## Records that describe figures

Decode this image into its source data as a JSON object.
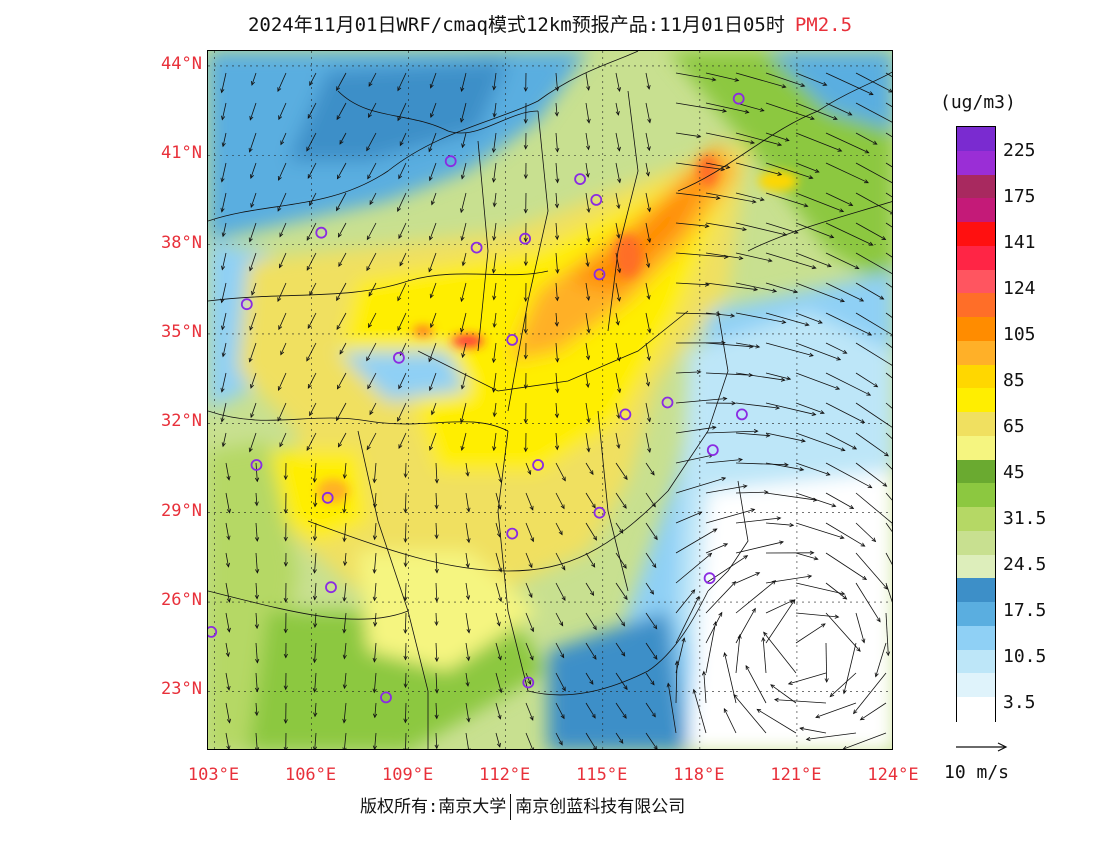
{
  "title": {
    "main": "2024年11月01日WRF/cmaq模式12km预报产品:11月01日05时",
    "pollutant": "PM2.5"
  },
  "axes": {
    "lat_labels": [
      "44°N",
      "41°N",
      "38°N",
      "35°N",
      "32°N",
      "29°N",
      "26°N",
      "23°N"
    ],
    "lon_labels": [
      "103°E",
      "106°E",
      "109°E",
      "112°E",
      "115°E",
      "118°E",
      "121°E",
      "124°E"
    ],
    "lat_range": [
      21,
      44.5
    ],
    "lon_range": [
      102.8,
      124
    ]
  },
  "legend": {
    "unit": "(ug/m3)",
    "labels": [
      "225",
      "175",
      "141",
      "124",
      "105",
      "85",
      "65",
      "45",
      "31.5",
      "24.5",
      "17.5",
      "10.5",
      "3.5"
    ],
    "colors": [
      "#7a2bd0",
      "#9a2ed6",
      "#a8295f",
      "#c41a78",
      "#ff1010",
      "#ff2545",
      "#ff5560",
      "#ff6e28",
      "#ff8c00",
      "#ffb028",
      "#ffd700",
      "#ffee00",
      "#f0e060",
      "#f5f580",
      "#6aaa30",
      "#8cc840",
      "#b5d865",
      "#c8e090",
      "#ddeebb",
      "#3d8fc8",
      "#5aaee0",
      "#8fd0f5",
      "#bde6f8",
      "#dff3fb",
      "#ffffff"
    ],
    "wind_reference": "10 m/s"
  },
  "copyright": {
    "left": "版权所有:南京大学",
    "right": "南京创蓝科技有限公司"
  },
  "cities": [
    {
      "lon": 119.2,
      "lat": 42.9
    },
    {
      "lon": 110.3,
      "lat": 40.8
    },
    {
      "lon": 114.3,
      "lat": 40.2
    },
    {
      "lon": 114.8,
      "lat": 39.5
    },
    {
      "lon": 106.3,
      "lat": 38.4
    },
    {
      "lon": 111.1,
      "lat": 37.9
    },
    {
      "lon": 112.6,
      "lat": 38.2
    },
    {
      "lon": 114.9,
      "lat": 37.0
    },
    {
      "lon": 104.0,
      "lat": 36.0
    },
    {
      "lon": 112.2,
      "lat": 34.8
    },
    {
      "lon": 108.7,
      "lat": 34.2
    },
    {
      "lon": 115.7,
      "lat": 32.3
    },
    {
      "lon": 117.0,
      "lat": 32.7
    },
    {
      "lon": 119.3,
      "lat": 32.3
    },
    {
      "lon": 118.4,
      "lat": 31.1
    },
    {
      "lon": 104.3,
      "lat": 30.6
    },
    {
      "lon": 106.5,
      "lat": 29.5
    },
    {
      "lon": 113.0,
      "lat": 30.6
    },
    {
      "lon": 112.2,
      "lat": 28.3
    },
    {
      "lon": 114.9,
      "lat": 29.0
    },
    {
      "lon": 118.3,
      "lat": 26.8
    },
    {
      "lon": 106.6,
      "lat": 26.5
    },
    {
      "lon": 102.9,
      "lat": 25.0
    },
    {
      "lon": 112.7,
      "lat": 23.3
    },
    {
      "lon": 108.3,
      "lat": 22.8
    }
  ]
}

## Written exercise
Each entry above is to be written out again unchanged, apart from the pictures, which are left out.

## Reply to the exercise
Decode this image into its source data as a JSON object.
{
  "title": {
    "main": "2024年11月01日WRF/cmaq模式12km预报产品:11月01日05时",
    "pollutant": "PM2.5"
  },
  "axes": {
    "lat_labels": [
      "44°N",
      "41°N",
      "38°N",
      "35°N",
      "32°N",
      "29°N",
      "26°N",
      "23°N"
    ],
    "lon_labels": [
      "103°E",
      "106°E",
      "109°E",
      "112°E",
      "115°E",
      "118°E",
      "121°E",
      "124°E"
    ],
    "lat_range": [
      21,
      44.5
    ],
    "lon_range": [
      102.8,
      124
    ]
  },
  "legend": {
    "unit": "(ug/m3)",
    "labels": [
      "225",
      "175",
      "141",
      "124",
      "105",
      "85",
      "65",
      "45",
      "31.5",
      "24.5",
      "17.5",
      "10.5",
      "3.5"
    ],
    "colors": [
      "#7a2bd0",
      "#9a2ed6",
      "#a8295f",
      "#c41a78",
      "#ff1010",
      "#ff2545",
      "#ff5560",
      "#ff6e28",
      "#ff8c00",
      "#ffb028",
      "#ffd700",
      "#ffee00",
      "#f0e060",
      "#f5f580",
      "#6aaa30",
      "#8cc840",
      "#b5d865",
      "#c8e090",
      "#ddeebb",
      "#3d8fc8",
      "#5aaee0",
      "#8fd0f5",
      "#bde6f8",
      "#dff3fb",
      "#ffffff"
    ],
    "wind_reference": "10 m/s"
  },
  "copyright": {
    "left": "版权所有:南京大学",
    "right": "南京创蓝科技有限公司"
  },
  "cities": [
    {
      "lon": 119.2,
      "lat": 42.9
    },
    {
      "lon": 110.3,
      "lat": 40.8
    },
    {
      "lon": 114.3,
      "lat": 40.2
    },
    {
      "lon": 114.8,
      "lat": 39.5
    },
    {
      "lon": 106.3,
      "lat": 38.4
    },
    {
      "lon": 111.1,
      "lat": 37.9
    },
    {
      "lon": 112.6,
      "lat": 38.2
    },
    {
      "lon": 114.9,
      "lat": 37.0
    },
    {
      "lon": 104.0,
      "lat": 36.0
    },
    {
      "lon": 112.2,
      "lat": 34.8
    },
    {
      "lon": 108.7,
      "lat": 34.2
    },
    {
      "lon": 115.7,
      "lat": 32.3
    },
    {
      "lon": 117.0,
      "lat": 32.7
    },
    {
      "lon": 119.3,
      "lat": 32.3
    },
    {
      "lon": 118.4,
      "lat": 31.1
    },
    {
      "lon": 104.3,
      "lat": 30.6
    },
    {
      "lon": 106.5,
      "lat": 29.5
    },
    {
      "lon": 113.0,
      "lat": 30.6
    },
    {
      "lon": 112.2,
      "lat": 28.3
    },
    {
      "lon": 114.9,
      "lat": 29.0
    },
    {
      "lon": 118.3,
      "lat": 26.8
    },
    {
      "lon": 106.6,
      "lat": 26.5
    },
    {
      "lon": 102.9,
      "lat": 25.0
    },
    {
      "lon": 112.7,
      "lat": 23.3
    },
    {
      "lon": 108.3,
      "lat": 22.8
    }
  ]
}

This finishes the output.